-- start Task material --
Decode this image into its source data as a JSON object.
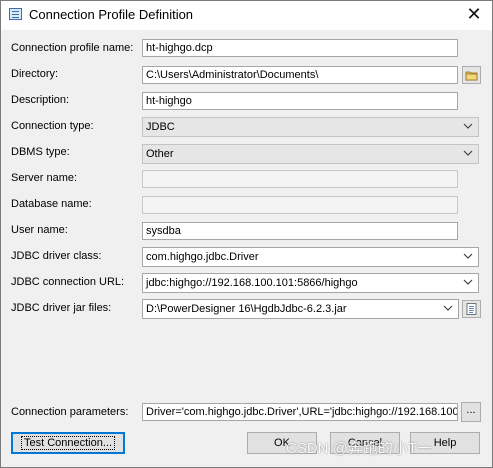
{
  "window": {
    "title": "Connection Profile Definition",
    "close_glyph": "✕"
  },
  "form": {
    "profile_name": {
      "label": "Connection profile name:",
      "value": "ht-highgo.dcp"
    },
    "directory": {
      "label": "Directory:",
      "value": "C:\\Users\\Administrator\\Documents\\",
      "browse_icon": "folder-icon"
    },
    "description": {
      "label": "Description:",
      "value": "ht-highgo"
    },
    "connection_type": {
      "label": "Connection type:",
      "value": "JDBC"
    },
    "dbms_type": {
      "label": "DBMS type:",
      "value": "Other"
    },
    "server_name": {
      "label": "Server name:",
      "value": ""
    },
    "database_name": {
      "label": "Database name:",
      "value": ""
    },
    "user_name": {
      "label": "User name:",
      "value": "sysdba"
    },
    "jdbc_driver_class": {
      "label": "JDBC driver class:",
      "value": "com.highgo.jdbc.Driver"
    },
    "jdbc_connection_url": {
      "label": "JDBC connection URL:",
      "value": "jdbc:highgo://192.168.100.101:5866/highgo"
    },
    "jdbc_driver_jar": {
      "label": "JDBC driver jar files:",
      "value": "D:\\PowerDesigner 16\\HgdbJdbc-6.2.3.jar",
      "browse_icon": "notepad-icon"
    },
    "connection_parameters": {
      "label": "Connection parameters:",
      "value": "Driver='com.highgo.jdbc.Driver',URL='jdbc:highgo://192.168.100.",
      "more_label": "..."
    }
  },
  "buttons": {
    "test_connection": "Test Connection...",
    "ok": "OK",
    "cancel": "Cancel",
    "help": "Help"
  },
  "watermark": "CSDN @奔跑的小T一"
}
-- end Task material --
Given task:
Images do not belong in the copy; reproduce all other parts of the records above verbatim.

Task answer:
Decode this image into its source data as a JSON object.
{
  "window": {
    "title": "Connection Profile Definition",
    "close_glyph": "✕"
  },
  "form": {
    "profile_name": {
      "label": "Connection profile name:",
      "value": "ht-highgo.dcp"
    },
    "directory": {
      "label": "Directory:",
      "value": "C:\\Users\\Administrator\\Documents\\",
      "browse_icon": "folder-icon"
    },
    "description": {
      "label": "Description:",
      "value": "ht-highgo"
    },
    "connection_type": {
      "label": "Connection type:",
      "value": "JDBC"
    },
    "dbms_type": {
      "label": "DBMS type:",
      "value": "Other"
    },
    "server_name": {
      "label": "Server name:",
      "value": ""
    },
    "database_name": {
      "label": "Database name:",
      "value": ""
    },
    "user_name": {
      "label": "User name:",
      "value": "sysdba"
    },
    "jdbc_driver_class": {
      "label": "JDBC driver class:",
      "value": "com.highgo.jdbc.Driver"
    },
    "jdbc_connection_url": {
      "label": "JDBC connection URL:",
      "value": "jdbc:highgo://192.168.100.101:5866/highgo"
    },
    "jdbc_driver_jar": {
      "label": "JDBC driver jar files:",
      "value": "D:\\PowerDesigner 16\\HgdbJdbc-6.2.3.jar",
      "browse_icon": "notepad-icon"
    },
    "connection_parameters": {
      "label": "Connection parameters:",
      "value": "Driver='com.highgo.jdbc.Driver',URL='jdbc:highgo://192.168.100.",
      "more_label": "..."
    }
  },
  "buttons": {
    "test_connection": "Test Connection...",
    "ok": "OK",
    "cancel": "Cancel",
    "help": "Help"
  },
  "watermark": "CSDN @奔跑的小T一"
}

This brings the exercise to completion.